## [Work to do]
Return every line of the data below that includes the string "degreased".

[Dataset entries]
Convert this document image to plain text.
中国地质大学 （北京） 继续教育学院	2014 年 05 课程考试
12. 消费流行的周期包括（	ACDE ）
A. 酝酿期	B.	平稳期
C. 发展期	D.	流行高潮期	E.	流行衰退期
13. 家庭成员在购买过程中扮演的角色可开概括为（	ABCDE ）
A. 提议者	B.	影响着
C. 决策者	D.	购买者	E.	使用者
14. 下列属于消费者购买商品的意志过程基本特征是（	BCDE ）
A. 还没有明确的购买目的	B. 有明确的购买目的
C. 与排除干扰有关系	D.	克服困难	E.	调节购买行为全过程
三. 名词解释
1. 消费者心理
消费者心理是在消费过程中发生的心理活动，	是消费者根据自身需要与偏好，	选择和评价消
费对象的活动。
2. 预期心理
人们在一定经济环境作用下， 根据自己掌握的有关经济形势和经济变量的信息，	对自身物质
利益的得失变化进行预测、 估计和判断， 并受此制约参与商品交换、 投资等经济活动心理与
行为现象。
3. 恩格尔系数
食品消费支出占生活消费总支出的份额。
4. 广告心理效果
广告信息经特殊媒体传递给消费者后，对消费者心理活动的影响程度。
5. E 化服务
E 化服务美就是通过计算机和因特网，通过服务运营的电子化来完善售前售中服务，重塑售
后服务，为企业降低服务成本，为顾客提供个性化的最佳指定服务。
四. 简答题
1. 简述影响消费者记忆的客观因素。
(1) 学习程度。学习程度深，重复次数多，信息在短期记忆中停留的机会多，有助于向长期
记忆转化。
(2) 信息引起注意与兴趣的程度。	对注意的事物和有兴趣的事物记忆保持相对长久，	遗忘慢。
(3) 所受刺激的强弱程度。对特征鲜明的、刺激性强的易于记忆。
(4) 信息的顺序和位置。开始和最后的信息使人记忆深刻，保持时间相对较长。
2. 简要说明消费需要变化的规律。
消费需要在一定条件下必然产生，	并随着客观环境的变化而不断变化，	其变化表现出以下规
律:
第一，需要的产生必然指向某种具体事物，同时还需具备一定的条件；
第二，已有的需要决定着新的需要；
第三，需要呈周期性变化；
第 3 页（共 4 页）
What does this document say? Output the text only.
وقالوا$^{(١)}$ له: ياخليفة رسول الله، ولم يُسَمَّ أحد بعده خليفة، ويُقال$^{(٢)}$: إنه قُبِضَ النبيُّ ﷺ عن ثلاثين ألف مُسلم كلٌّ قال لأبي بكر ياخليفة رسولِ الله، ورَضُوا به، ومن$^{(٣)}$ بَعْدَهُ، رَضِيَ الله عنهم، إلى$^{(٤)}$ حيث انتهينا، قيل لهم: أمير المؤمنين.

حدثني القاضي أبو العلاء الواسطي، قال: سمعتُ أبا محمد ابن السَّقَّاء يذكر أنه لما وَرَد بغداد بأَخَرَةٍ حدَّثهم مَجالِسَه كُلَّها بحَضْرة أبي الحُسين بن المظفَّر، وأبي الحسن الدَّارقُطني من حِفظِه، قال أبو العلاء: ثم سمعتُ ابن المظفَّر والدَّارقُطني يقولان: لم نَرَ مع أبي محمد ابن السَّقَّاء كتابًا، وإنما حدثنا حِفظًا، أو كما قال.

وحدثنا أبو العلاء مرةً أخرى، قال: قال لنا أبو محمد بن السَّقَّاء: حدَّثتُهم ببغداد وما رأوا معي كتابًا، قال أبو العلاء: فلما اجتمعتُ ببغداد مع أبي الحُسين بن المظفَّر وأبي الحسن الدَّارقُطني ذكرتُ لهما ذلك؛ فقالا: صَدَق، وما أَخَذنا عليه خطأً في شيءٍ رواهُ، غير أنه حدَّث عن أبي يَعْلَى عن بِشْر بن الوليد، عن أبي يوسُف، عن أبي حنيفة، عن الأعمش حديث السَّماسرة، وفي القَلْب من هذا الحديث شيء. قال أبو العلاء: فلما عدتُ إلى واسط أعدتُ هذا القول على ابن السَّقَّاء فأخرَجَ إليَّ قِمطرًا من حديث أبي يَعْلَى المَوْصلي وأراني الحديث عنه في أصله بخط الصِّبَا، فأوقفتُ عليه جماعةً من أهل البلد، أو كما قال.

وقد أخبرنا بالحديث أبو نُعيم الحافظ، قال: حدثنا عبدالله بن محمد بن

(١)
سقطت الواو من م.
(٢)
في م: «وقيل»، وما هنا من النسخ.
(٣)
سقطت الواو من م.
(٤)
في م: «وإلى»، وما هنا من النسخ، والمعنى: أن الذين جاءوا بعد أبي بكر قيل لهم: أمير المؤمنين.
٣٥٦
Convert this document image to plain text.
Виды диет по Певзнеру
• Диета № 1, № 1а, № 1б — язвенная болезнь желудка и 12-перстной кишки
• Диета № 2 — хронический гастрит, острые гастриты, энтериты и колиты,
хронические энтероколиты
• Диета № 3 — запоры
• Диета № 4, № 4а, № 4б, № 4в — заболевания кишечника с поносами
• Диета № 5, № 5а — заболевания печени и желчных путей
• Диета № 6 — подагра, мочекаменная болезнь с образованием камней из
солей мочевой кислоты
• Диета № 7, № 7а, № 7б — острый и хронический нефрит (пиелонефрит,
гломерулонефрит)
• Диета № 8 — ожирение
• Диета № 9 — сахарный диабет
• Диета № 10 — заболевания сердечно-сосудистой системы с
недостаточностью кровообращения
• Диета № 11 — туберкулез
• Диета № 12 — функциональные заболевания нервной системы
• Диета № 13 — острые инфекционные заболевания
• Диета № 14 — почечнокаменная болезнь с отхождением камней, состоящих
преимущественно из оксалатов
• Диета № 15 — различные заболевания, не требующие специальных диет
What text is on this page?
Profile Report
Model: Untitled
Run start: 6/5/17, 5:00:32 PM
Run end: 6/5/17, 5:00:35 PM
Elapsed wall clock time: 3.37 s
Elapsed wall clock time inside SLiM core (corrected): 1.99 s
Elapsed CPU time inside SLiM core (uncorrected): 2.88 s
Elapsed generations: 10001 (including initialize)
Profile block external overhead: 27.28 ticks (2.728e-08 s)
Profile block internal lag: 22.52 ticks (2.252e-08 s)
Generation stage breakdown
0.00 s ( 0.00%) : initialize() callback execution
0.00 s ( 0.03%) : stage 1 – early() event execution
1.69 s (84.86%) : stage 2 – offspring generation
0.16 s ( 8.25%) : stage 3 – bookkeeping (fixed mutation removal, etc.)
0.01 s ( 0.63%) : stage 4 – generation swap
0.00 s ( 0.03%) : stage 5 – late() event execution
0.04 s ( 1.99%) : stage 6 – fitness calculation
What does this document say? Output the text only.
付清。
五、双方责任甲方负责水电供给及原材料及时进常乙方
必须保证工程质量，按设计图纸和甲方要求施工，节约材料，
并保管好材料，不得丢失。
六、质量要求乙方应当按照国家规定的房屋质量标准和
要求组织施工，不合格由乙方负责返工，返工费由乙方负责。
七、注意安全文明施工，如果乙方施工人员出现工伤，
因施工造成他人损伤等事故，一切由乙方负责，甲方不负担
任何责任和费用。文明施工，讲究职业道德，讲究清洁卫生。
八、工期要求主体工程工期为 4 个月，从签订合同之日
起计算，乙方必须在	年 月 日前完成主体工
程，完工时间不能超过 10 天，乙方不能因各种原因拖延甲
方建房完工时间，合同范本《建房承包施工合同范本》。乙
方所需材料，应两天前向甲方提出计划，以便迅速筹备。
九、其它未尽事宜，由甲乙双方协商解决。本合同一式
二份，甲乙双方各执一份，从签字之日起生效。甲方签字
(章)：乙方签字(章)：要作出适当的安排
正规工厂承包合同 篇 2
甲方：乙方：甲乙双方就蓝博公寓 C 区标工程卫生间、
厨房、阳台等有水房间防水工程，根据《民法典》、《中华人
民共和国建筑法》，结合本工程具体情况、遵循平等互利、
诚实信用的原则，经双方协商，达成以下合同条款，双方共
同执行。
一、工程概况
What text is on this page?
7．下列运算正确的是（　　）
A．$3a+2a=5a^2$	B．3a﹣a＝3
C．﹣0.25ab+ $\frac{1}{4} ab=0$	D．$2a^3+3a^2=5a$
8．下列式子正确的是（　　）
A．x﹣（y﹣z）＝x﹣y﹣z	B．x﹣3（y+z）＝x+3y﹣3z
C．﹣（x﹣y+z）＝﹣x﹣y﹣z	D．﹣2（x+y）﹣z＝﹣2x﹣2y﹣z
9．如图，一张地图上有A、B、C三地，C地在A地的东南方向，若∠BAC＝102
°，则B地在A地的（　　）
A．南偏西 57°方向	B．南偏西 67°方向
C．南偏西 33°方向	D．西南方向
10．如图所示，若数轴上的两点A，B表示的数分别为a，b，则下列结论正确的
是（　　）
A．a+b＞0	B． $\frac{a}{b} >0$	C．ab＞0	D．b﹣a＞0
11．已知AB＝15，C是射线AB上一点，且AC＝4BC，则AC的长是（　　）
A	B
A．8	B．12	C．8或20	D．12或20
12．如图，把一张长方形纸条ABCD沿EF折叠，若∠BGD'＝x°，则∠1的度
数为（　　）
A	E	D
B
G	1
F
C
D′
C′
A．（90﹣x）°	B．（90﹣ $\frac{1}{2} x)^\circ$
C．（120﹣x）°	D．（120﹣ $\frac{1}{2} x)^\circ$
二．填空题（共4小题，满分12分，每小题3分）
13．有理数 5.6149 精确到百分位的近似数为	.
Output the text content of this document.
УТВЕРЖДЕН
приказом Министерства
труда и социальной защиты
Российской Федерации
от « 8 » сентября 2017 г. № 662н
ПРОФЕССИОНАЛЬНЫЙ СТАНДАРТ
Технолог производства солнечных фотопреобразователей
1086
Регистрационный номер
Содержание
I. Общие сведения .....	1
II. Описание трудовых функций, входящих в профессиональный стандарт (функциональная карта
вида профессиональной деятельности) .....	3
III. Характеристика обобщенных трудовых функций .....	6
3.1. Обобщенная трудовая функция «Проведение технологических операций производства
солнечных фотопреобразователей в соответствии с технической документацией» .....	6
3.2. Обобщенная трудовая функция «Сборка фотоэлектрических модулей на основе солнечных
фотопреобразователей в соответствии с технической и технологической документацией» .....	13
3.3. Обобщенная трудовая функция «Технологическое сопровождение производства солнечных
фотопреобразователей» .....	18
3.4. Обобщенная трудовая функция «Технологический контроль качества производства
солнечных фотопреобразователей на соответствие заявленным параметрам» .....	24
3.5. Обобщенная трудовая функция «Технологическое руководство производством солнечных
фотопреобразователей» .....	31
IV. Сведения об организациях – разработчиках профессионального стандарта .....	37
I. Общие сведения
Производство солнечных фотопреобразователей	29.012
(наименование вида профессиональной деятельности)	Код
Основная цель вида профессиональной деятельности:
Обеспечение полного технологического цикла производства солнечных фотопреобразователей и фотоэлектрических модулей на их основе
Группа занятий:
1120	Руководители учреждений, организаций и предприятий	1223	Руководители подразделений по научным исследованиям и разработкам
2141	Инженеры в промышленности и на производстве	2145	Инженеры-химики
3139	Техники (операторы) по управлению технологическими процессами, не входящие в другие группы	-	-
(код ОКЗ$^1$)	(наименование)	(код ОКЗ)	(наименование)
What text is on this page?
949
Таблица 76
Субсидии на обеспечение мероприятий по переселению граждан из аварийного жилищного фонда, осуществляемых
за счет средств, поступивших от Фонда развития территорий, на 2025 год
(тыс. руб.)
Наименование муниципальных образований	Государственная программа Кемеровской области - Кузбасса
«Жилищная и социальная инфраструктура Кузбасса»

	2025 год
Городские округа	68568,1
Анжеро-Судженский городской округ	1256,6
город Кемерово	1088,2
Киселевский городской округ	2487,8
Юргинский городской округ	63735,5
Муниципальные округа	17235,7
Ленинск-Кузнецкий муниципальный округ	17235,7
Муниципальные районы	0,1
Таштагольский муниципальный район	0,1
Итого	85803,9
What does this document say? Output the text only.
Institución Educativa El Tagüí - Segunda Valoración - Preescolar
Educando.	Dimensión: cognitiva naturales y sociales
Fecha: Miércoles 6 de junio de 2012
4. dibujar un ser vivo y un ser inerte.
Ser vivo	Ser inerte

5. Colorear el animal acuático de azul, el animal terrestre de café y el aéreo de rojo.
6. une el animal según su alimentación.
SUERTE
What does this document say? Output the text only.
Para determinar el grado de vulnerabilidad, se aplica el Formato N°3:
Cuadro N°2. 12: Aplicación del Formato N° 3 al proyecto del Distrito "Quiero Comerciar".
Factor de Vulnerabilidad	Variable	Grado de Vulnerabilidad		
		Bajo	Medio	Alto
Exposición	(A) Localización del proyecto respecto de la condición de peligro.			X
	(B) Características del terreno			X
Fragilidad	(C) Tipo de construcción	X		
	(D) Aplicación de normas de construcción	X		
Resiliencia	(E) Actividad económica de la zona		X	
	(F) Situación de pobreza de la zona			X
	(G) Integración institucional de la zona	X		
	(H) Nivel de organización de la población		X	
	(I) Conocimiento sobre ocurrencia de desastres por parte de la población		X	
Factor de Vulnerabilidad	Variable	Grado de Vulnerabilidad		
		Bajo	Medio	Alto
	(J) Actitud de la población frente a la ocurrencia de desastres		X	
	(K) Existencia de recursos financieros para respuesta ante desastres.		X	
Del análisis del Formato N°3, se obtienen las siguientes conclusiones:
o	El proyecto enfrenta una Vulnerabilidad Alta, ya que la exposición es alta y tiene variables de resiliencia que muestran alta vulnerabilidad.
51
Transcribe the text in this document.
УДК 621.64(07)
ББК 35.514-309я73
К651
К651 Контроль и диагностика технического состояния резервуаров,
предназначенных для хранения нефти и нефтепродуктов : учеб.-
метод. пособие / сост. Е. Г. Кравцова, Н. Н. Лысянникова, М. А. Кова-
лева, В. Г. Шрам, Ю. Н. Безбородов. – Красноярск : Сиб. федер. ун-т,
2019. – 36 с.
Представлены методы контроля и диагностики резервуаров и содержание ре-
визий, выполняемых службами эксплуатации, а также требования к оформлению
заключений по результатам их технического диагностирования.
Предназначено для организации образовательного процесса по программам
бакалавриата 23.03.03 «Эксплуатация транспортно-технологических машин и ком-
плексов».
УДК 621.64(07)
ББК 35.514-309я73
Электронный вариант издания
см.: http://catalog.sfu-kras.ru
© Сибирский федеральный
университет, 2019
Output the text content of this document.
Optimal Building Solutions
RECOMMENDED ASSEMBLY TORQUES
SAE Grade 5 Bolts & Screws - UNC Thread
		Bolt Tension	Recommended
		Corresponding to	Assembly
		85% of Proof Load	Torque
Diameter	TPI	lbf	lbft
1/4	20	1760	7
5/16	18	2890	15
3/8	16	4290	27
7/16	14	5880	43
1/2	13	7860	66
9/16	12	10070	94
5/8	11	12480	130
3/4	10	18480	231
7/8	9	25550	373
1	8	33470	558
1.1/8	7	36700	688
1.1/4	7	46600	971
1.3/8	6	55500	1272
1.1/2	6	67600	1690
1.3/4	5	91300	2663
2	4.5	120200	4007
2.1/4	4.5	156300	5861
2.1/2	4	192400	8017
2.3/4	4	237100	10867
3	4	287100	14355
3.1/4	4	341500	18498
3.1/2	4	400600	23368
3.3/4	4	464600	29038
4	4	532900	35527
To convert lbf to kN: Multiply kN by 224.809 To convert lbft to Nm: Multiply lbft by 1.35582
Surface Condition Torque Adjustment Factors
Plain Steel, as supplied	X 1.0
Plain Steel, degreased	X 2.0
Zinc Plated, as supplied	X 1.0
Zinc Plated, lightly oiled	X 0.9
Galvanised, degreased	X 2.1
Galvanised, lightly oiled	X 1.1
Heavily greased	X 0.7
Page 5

## [The reply]
Plain Steel, degreased	X 2.0
Galvanised, degreased	X 2.1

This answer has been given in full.